§ **Goal**
Give the data below again, word for word.

Stored data

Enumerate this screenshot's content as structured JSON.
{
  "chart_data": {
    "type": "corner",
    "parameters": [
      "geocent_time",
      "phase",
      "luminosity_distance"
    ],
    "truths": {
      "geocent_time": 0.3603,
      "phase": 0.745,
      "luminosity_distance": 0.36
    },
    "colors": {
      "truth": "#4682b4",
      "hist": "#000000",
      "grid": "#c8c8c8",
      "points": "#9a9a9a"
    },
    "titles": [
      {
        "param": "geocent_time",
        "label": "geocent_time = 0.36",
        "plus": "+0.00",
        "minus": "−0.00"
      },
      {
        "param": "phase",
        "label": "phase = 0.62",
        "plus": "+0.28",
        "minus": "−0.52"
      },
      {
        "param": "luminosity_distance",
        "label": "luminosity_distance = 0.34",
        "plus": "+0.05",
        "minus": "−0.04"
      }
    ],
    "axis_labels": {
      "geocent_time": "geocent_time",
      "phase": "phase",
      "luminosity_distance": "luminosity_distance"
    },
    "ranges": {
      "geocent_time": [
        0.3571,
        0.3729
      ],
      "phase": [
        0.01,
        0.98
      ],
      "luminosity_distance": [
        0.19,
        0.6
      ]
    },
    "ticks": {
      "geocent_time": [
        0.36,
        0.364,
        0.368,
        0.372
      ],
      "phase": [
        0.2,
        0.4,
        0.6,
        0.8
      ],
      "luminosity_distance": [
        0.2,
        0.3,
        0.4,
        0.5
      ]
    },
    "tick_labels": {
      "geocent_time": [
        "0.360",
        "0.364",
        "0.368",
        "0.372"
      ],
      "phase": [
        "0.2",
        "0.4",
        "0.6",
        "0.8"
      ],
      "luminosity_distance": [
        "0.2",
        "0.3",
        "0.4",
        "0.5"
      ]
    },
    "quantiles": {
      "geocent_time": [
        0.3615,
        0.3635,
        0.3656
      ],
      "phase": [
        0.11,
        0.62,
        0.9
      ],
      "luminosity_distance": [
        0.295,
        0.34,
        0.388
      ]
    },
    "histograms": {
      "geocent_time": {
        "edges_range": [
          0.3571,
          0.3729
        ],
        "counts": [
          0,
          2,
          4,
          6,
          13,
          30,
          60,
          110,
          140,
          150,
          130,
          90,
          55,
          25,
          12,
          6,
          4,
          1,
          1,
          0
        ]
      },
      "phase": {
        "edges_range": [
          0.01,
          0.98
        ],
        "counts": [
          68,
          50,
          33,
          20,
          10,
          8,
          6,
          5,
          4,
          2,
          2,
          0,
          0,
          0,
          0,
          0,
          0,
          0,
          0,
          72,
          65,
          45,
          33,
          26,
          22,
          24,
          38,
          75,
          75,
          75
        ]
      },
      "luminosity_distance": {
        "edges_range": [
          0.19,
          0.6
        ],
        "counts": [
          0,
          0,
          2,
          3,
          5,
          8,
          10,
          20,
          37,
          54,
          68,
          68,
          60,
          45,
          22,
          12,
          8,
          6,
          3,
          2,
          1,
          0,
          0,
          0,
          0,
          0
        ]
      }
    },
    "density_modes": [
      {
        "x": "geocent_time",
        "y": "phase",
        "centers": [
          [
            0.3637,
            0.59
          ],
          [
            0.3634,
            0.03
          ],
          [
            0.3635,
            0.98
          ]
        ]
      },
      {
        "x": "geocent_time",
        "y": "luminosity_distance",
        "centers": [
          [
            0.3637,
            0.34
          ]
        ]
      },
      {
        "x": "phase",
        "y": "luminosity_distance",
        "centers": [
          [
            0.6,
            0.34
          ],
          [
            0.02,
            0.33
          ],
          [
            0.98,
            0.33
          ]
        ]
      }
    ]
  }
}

§ **Written answer**
Enumerate this screenshot's content as structured JSON.
{
  "chart_data": {
    "type": "corner",
    "parameters": [
      "geocent_time",
      "phase",
      "luminosity_distance"
    ],
    "truths": {
      "geocent_time": 0.3603,
      "phase": 0.745,
      "luminosity_distance": 0.36
    },
    "colors": {
      "truth": "#4682b4",
      "hist": "#000000",
      "grid": "#c8c8c8",
      "points": "#9a9a9a"
    },
    "titles": [
      {
        "param": "geocent_time",
        "label": "geocent_time = 0.36",
        "plus": "+0.00",
        "minus": "−0.00"
      },
      {
        "param": "phase",
        "label": "phase = 0.62",
        "plus": "+0.28",
        "minus": "−0.52"
      },
      {
        "param": "luminosity_distance",
        "label": "luminosity_distance = 0.34",
        "plus": "+0.05",
        "minus": "−0.04"
      }
    ],
    "axis_labels": {
      "geocent_time": "geocent_time",
      "phase": "phase",
      "luminosity_distance": "luminosity_distance"
    },
    "ranges": {
      "geocent_time": [
        0.3571,
        0.3729
      ],
      "phase": [
        0.01,
        0.98
      ],
      "luminosity_distance": [
        0.19,
        0.6
      ]
    },
    "ticks": {
      "geocent_time": [
        0.36,
        0.364,
        0.368,
        0.372
      ],
      "phase": [
        0.2,
        0.4,
        0.6,
        0.8
      ],
      "luminosity_distance": [
        0.2,
        0.3,
        0.4,
        0.5
      ]
    },
    "tick_labels": {
      "geocent_time": [
        "0.360",
        "0.364",
        "0.368",
        "0.372"
      ],
      "phase": [
        "0.2",
        "0.4",
        "0.6",
        "0.8"
      ],
      "luminosity_distance": [
        "0.2",
        "0.3",
        "0.4",
        "0.5"
      ]
    },
    "quantiles": {
      "geocent_time": [
        0.3615,
        0.3635,
        0.3656
      ],
      "phase": [
        0.11,
        0.62,
        0.9
      ],
      "luminosity_distance": [
        0.295,
        0.34,
        0.388
      ]
    },
    "histograms": {
      "geocent_time": {
        "edges_range": [
          0.3571,
          0.3729
        ],
        "counts": [
          0,
          2,
          4,
          6,
          13,
          30,
          60,
          110,
          140,
          150,
          130,
          90,
          55,
          25,
          12,
          6,
          4,
          1,
          1,
          0
        ]
      },
      "phase": {
        "edges_range": [
          0.01,
          0.98
        ],
        "counts": [
          68,
          50,
          33,
          20,
          10,
          8,
          6,
          5,
          4,
          2,
          2,
          0,
          0,
          0,
          0,
          0,
          0,
          0,
          0,
          72,
          65,
          45,
          33,
          26,
          22,
          24,
          38,
          75,
          75,
          75
        ]
      },
      "luminosity_distance": {
        "edges_range": [
          0.19,
          0.6
        ],
        "counts": [
          0,
          0,
          2,
          3,
          5,
          8,
          10,
          20,
          37,
          54,
          68,
          68,
          60,
          45,
          22,
          12,
          8,
          6,
          3,
          2,
          1,
          0,
          0,
          0,
          0,
          0
        ]
      }
    },
    "density_modes": [
      {
        "x": "geocent_time",
        "y": "phase",
        "centers": [
          [
            0.3637,
            0.59
          ],
          [
            0.3634,
            0.03
          ],
          [
            0.3635,
            0.98
          ]
        ]
      },
      {
        "x": "geocent_time",
        "y": "luminosity_distance",
        "centers": [
          [
            0.3637,
            0.34
          ]
        ]
      },
      {
        "x": "phase",
        "y": "luminosity_distance",
        "centers": [
          [
            0.6,
            0.34
          ],
          [
            0.02,
            0.33
          ],
          [
            0.98,
            0.33
          ]
        ]
      }
    ]
  }
}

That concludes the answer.